## WHAT IS BEING ASKED
Convert every line of the data below into a Markdown table with the columns "Row" and "Line", numbering the rows in order and leaving out any blank lines.

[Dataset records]
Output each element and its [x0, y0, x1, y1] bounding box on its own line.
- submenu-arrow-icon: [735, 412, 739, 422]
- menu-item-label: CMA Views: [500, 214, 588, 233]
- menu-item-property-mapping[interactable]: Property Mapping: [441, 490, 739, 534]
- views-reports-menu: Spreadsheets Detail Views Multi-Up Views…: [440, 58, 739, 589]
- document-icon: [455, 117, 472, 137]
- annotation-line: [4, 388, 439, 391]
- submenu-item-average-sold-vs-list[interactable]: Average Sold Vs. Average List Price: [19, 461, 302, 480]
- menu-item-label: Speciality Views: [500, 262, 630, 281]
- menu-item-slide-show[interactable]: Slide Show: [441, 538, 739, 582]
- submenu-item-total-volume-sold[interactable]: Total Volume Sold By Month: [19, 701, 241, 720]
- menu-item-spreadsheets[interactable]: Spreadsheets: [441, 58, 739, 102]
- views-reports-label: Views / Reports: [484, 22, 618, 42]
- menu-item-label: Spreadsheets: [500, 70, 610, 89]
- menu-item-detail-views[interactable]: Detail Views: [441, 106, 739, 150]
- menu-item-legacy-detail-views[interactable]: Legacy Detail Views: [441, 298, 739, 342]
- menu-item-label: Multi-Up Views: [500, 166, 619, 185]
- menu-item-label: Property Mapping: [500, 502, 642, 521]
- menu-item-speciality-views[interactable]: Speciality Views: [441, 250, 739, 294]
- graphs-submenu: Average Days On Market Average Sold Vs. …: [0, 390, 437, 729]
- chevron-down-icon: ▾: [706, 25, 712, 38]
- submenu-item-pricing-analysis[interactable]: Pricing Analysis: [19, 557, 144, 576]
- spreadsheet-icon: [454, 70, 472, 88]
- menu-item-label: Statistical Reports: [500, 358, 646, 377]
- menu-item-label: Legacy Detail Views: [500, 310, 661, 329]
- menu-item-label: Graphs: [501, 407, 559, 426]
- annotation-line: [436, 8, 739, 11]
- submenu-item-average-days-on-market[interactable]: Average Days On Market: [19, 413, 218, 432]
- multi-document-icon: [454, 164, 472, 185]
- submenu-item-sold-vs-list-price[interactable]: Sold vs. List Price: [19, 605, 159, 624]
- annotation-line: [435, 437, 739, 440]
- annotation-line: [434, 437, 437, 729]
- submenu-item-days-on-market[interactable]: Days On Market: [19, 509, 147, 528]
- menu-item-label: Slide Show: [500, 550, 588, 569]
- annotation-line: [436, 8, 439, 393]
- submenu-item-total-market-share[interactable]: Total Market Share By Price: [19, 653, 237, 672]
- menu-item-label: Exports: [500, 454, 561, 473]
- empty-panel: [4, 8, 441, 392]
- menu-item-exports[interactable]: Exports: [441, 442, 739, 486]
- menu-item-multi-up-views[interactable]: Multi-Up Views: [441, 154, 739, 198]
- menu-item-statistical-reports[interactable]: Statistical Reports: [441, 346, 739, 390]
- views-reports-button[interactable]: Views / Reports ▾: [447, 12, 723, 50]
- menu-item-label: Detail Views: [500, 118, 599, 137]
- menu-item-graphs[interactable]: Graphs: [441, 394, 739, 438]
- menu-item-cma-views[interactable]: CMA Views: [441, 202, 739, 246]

## FINISHED ANSWER
| Row | Line |
|---|---|
| 1 | Output each element and its [x0, y0, x1, y1] bounding box on its own line. |
| 2 | - submenu-arrow-icon: [735, 412, 739, 422] |
| 3 | - menu-item-label: CMA Views: [500, 214, 588, 233] |
| 4 | - menu-item-property-mapping[interactable]: Property Mapping: [441, 490, 739, 534] |
| 5 | - views-reports-menu: Spreadsheets Detail Views Multi-Up Views…: [440, 58, 739, 589] |
| 6 | - document-icon: [455, 117, 472, 137] |
| 7 | - annotation-line: [4, 388, 439, 391] |
| 8 | - submenu-item-average-sold-vs-list[interactable]: Average Sold Vs. Average List Price: [19, 461, 302, 480] |
| 9 | - menu-item-label: Speciality Views: [500, 262, 630, 281] |
| 10 | - menu-item-slide-show[interactable]: Slide Show: [441, 538, 739, 582] |
| 11 | - submenu-item-total-volume-sold[interactable]: Total Volume Sold By Month: [19, 701, 241, 720] |
| 12 | - menu-item-spreadsheets[interactable]: Spreadsheets: [441, 58, 739, 102] |
| 13 | - views-reports-label: Views / Reports: [484, 22, 618, 42] |
| 14 | - menu-item-label: Spreadsheets: [500, 70, 610, 89] |
| 15 | - menu-item-detail-views[interactable]: Detail Views: [441, 106, 739, 150] |
| 16 | - menu-item-legacy-detail-views[interactable]: Legacy Detail Views: [441, 298, 739, 342] |
| 17 | - menu-item-label: Multi-Up Views: [500, 166, 619, 185] |
| 18 | - menu-item-label: Property Mapping: [500, 502, 642, 521] |
| 19 | - menu-item-speciality-views[interactable]: Speciality Views: [441, 250, 739, 294] |
| 20 | - graphs-submenu: Average Days On Market Average Sold Vs. …: [0, 390, 437, 729] |
| 21 | - chevron-down-icon: ▾: [706, 25, 712, 38] |
| 22 | - submenu-item-pricing-analysis[interactable]: Pricing Analysis: [19, 557, 144, 576] |
| 23 | - spreadsheet-icon: [454, 70, 472, 88] |
| 24 | - menu-item-label: Statistical Reports: [500, 358, 646, 377] |
| 25 | - menu-item-label: Legacy Detail Views: [500, 310, 661, 329] |
| 26 | - menu-item-label: Graphs: [501, 407, 559, 426] |
| 27 | - annotation-line: [436, 8, 739, 11] |
| 28 | - submenu-item-average-days-on-market[interactable]: Average Days On Market: [19, 413, 218, 432] |
| 29 | - multi-document-icon: [454, 164, 472, 185] |
| 30 | - submenu-item-sold-vs-list-price[interactable]: Sold vs. List Price: [19, 605, 159, 624] |
| 31 | - annotation-line: [435, 437, 739, 440] |
| 32 | - annotation-line: [434, 437, 437, 729] |
| 33 | - submenu-item-days-on-market[interactable]: Days On Market: [19, 509, 147, 528] |
| 34 | - menu-item-label: Slide Show: [500, 550, 588, 569] |
| 35 | - annotation-line: [436, 8, 439, 393] |
| 36 | - submenu-item-total-market-share[interactable]: Total Market Share By Price: [19, 653, 237, 672] |
| 37 | - menu-item-label: Exports: [500, 454, 561, 473] |
| 38 | - empty-panel: [4, 8, 441, 392] |
| 39 | - menu-item-exports[interactable]: Exports: [441, 442, 739, 486] |
| 40 | - menu-item-multi-up-views[interactable]: Multi-Up Views: [441, 154, 739, 198] |
| 41 | - menu-item-statistical-reports[interactable]: Statistical Reports: [441, 346, 739, 390] |
| 42 | - views-reports-button[interactable]: Views / Reports ▾: [447, 12, 723, 50] |
| 43 | - menu-item-label: Detail Views: [500, 118, 599, 137] |
| 44 | - menu-item-graphs[interactable]: Graphs: [441, 394, 739, 438] |
| 45 | - menu-item-cma-views[interactable]: CMA Views: [441, 202, 739, 246] |